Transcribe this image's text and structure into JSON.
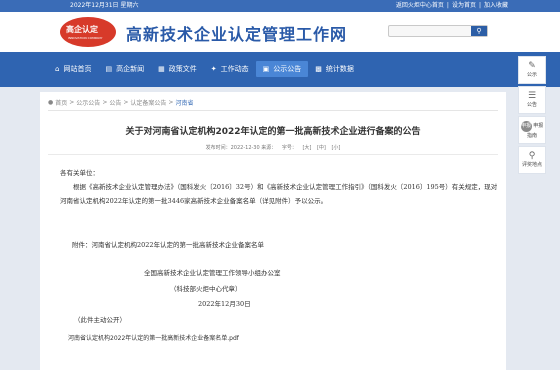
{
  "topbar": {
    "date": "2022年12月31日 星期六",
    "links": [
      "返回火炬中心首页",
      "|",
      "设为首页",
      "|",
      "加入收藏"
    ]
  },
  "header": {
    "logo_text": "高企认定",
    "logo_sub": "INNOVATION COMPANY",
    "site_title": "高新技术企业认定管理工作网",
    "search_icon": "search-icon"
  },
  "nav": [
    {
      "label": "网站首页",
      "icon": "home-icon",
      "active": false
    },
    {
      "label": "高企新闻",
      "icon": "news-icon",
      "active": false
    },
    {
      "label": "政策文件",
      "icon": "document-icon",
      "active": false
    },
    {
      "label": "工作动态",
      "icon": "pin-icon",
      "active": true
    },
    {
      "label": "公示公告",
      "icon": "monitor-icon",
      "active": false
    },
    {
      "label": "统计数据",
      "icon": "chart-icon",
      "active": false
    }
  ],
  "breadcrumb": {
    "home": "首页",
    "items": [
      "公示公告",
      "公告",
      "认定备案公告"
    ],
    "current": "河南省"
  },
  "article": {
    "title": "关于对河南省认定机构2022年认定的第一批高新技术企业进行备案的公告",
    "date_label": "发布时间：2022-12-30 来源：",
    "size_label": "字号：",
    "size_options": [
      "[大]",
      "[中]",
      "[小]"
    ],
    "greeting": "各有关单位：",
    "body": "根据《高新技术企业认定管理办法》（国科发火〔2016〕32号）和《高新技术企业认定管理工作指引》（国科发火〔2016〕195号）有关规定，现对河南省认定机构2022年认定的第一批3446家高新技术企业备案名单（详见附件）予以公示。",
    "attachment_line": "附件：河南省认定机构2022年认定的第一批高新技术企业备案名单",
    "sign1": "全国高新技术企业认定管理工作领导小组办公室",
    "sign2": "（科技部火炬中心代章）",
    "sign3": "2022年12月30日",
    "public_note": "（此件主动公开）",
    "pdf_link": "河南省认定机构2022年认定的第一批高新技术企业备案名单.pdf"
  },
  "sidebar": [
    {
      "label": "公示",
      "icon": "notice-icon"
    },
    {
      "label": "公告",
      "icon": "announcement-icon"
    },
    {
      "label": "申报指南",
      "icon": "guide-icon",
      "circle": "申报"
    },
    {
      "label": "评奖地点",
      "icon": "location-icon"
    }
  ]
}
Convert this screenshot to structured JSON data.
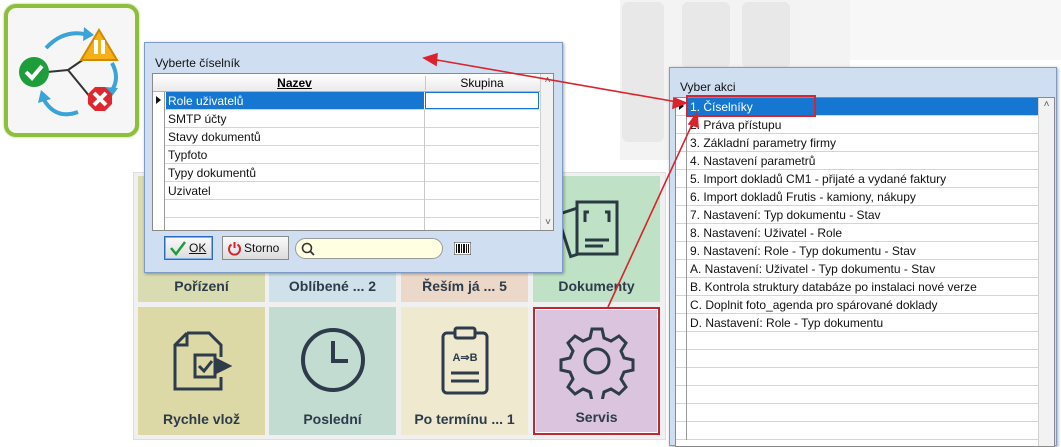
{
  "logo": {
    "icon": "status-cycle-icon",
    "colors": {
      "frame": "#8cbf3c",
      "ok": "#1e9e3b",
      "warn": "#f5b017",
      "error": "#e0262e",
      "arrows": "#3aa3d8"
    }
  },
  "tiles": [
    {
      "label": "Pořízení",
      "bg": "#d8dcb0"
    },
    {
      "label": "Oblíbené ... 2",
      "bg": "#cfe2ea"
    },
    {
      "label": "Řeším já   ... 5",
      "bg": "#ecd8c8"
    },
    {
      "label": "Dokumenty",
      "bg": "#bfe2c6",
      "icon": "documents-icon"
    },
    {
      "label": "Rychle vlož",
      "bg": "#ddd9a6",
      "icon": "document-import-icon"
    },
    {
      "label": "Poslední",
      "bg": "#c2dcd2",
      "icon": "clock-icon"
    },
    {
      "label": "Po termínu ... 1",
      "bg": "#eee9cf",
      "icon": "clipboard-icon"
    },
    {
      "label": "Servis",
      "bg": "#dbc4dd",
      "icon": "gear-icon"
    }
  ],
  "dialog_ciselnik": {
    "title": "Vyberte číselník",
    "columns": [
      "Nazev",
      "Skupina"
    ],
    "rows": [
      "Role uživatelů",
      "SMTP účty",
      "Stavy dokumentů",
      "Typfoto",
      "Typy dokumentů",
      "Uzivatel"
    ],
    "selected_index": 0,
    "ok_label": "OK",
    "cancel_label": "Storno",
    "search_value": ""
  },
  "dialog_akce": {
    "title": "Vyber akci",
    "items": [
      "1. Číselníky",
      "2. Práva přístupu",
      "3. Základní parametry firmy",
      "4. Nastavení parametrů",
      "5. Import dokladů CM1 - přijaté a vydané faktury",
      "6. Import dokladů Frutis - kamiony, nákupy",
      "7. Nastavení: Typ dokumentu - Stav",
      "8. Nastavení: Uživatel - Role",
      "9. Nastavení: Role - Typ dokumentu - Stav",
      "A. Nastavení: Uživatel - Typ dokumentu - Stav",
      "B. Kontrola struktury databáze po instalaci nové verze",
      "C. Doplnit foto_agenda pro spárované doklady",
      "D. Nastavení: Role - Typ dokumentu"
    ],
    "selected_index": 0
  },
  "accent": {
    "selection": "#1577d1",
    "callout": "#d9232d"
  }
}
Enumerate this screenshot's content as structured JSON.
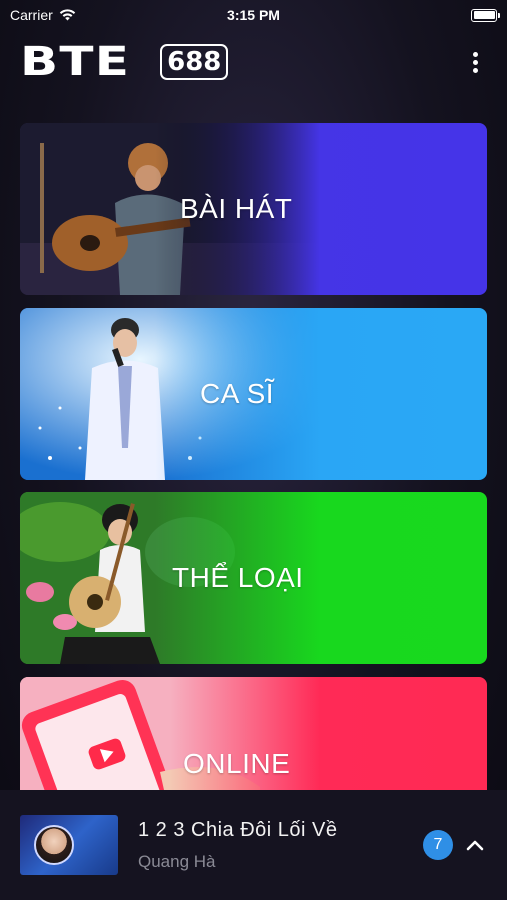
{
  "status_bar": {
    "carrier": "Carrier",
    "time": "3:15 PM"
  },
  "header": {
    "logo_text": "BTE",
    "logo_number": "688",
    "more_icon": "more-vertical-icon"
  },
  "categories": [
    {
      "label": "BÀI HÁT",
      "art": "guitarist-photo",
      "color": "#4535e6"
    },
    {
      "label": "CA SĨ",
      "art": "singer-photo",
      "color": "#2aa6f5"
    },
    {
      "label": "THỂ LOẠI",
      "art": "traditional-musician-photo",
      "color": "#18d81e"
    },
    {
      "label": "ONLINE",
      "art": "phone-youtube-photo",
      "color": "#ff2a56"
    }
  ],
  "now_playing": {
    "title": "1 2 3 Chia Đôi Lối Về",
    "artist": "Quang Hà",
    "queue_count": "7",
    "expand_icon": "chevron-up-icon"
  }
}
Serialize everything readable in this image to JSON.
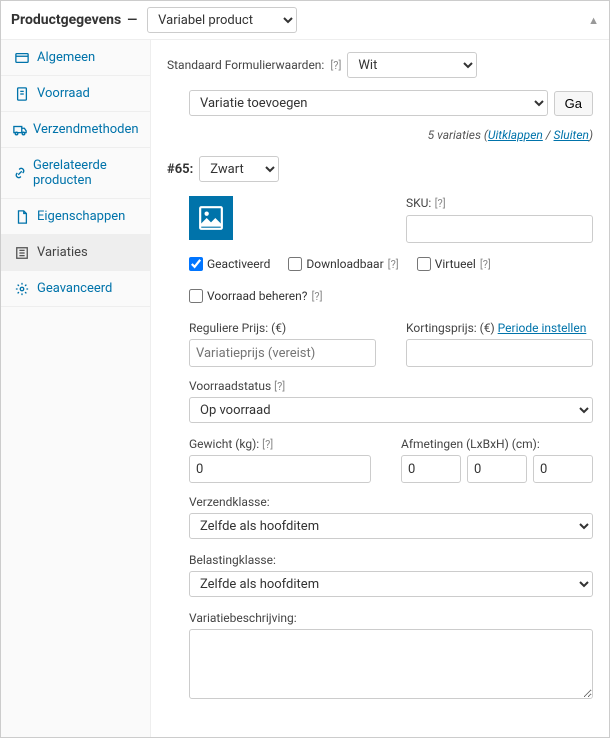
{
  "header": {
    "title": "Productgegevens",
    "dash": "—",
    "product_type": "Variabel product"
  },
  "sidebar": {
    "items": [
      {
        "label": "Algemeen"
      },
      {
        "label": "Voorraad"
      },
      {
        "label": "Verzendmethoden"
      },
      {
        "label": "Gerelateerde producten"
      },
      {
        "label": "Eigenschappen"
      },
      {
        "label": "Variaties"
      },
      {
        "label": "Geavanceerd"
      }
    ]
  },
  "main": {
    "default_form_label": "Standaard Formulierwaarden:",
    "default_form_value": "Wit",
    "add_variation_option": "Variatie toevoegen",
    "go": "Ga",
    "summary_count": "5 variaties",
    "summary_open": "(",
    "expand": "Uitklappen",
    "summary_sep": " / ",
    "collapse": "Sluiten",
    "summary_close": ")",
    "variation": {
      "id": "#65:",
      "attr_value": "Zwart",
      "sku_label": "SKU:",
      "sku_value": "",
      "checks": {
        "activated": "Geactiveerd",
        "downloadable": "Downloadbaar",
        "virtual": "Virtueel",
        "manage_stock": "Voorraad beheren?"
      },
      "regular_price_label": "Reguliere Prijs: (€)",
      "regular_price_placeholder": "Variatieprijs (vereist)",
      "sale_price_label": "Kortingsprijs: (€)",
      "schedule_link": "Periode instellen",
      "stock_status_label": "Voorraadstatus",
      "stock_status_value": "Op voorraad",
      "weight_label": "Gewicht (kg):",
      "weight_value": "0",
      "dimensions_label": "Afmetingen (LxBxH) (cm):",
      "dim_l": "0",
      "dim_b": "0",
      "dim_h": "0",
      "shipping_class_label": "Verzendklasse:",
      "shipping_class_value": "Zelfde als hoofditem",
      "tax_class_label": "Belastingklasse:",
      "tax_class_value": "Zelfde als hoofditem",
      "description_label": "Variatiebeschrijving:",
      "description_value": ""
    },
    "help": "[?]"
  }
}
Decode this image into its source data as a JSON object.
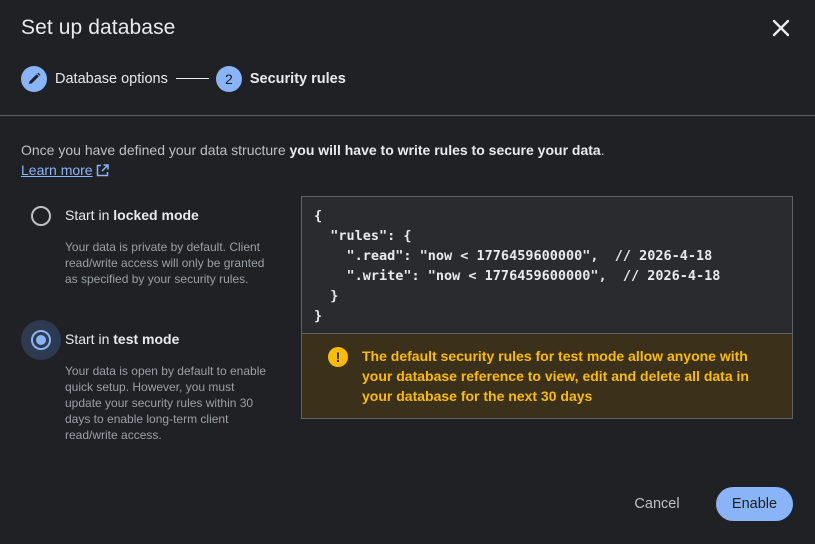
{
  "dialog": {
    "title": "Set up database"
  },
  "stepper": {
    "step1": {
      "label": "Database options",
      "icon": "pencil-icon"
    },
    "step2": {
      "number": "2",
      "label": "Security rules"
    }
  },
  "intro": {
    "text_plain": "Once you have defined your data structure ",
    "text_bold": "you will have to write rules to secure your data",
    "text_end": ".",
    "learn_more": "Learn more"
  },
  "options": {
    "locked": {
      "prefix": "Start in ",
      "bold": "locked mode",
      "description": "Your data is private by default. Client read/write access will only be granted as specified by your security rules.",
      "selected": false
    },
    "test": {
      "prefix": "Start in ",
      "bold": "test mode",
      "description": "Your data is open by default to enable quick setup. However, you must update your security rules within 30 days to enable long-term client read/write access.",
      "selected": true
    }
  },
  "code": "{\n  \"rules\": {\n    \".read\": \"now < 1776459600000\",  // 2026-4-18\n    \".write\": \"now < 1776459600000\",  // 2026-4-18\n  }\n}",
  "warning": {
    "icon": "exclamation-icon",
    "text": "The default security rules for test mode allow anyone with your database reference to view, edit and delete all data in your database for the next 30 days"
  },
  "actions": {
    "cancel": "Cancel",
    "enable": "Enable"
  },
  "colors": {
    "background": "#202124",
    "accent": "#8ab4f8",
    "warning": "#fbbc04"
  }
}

........

→ **Aim of the exercise**: Your answer should be only the number of lines that hold the word "JSON".

→ **Solution to the problem**: 5